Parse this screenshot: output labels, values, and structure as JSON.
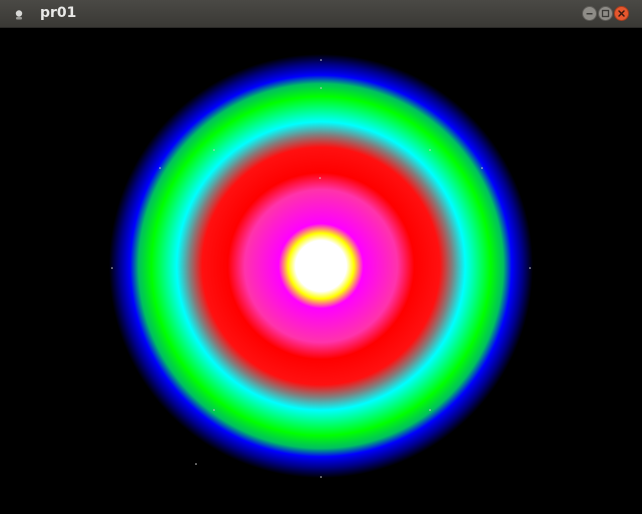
{
  "window": {
    "title": "pr01",
    "icons": {
      "app": "app-icon",
      "minimize": "minimize-icon",
      "maximize": "maximize-icon",
      "close": "close-icon"
    }
  },
  "canvas": {
    "background": "#000000",
    "gradient_colors": [
      "#ffffff",
      "#ffff00",
      "#ff00ff",
      "#ff0000",
      "#00ffff",
      "#00ff00",
      "#0000ff",
      "#000000"
    ]
  }
}
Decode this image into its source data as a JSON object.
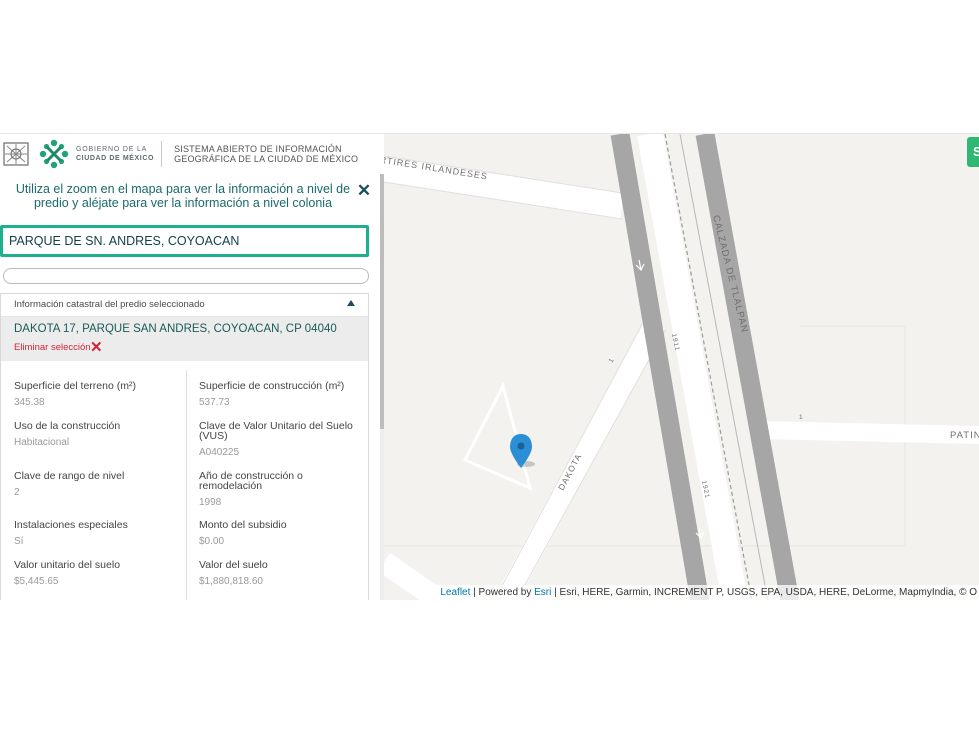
{
  "header": {
    "gov_line1": "GOBIERNO DE LA",
    "gov_line2": "CIUDAD DE MÉXICO",
    "system_line1": "SISTEMA ABIERTO DE INFORMACIÓN",
    "system_line2": "GEOGRÁFICA DE LA CIUDAD DE MÉXICO"
  },
  "panel": {
    "hint": "Utiliza el zoom en el mapa para ver la información a nivel de predio y aléjate para ver la información a nivel colonia",
    "close_icon": "close-icon",
    "search_value": "PARQUE DE SN. ANDRES, COYOACAN",
    "info_header": "Información catastral del predio seleccionado",
    "selected_address": "DAKOTA 17, PARQUE SAN ANDRES, COYOACAN, CP 04040",
    "remove_label": "Eliminar selección",
    "fields": [
      {
        "label": "Superficie del terreno (m²)",
        "value": "345.38"
      },
      {
        "label": "Superficie de construcción (m²)",
        "value": "537.73"
      },
      {
        "label": "Uso de la construcción",
        "value": "Habitacional"
      },
      {
        "label": "Clave de Valor Unitario del Suelo (VUS)",
        "value": "A040225"
      },
      {
        "label": "Clave de rango de nivel",
        "value": "2"
      },
      {
        "label": "Año de construcción o remodelación",
        "value": "1998"
      },
      {
        "label": "Instalaciones especiales",
        "value": "Sí"
      },
      {
        "label": "Monto del subsidio",
        "value": "$0.00"
      },
      {
        "label": "Valor unitario del suelo",
        "value": "$5,445.65"
      },
      {
        "label": "Valor del suelo",
        "value": "$1,880,818.60"
      }
    ]
  },
  "map": {
    "streets": {
      "martires": "MÁRTIRES IRLANDESES",
      "calzada": "CALZADA DE TLALPAN",
      "dakota": "DAKOTA",
      "patin": "PATIN"
    },
    "numbers": [
      "1",
      "1911",
      "1",
      "1921"
    ],
    "marker_icon": "map-pin-icon",
    "top_right_label": "S",
    "attribution": {
      "leaflet": "Leaflet",
      "sep1": " | Powered by ",
      "esri": "Esri",
      "rest": " | Esri, HERE, Garmin, INCREMENT P, USGS, EPA, USDA, HERE, DeLorme, MapmyIndia, © O"
    }
  },
  "colors": {
    "accent": "#1eb08d",
    "marker": "#2a8fd6",
    "danger": "#d0243b",
    "text_teal": "#1b6a6a"
  }
}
- - -
• Stated goal
Report the number of lines containing the string "Clave" and add nothing to it.

• Right answer
2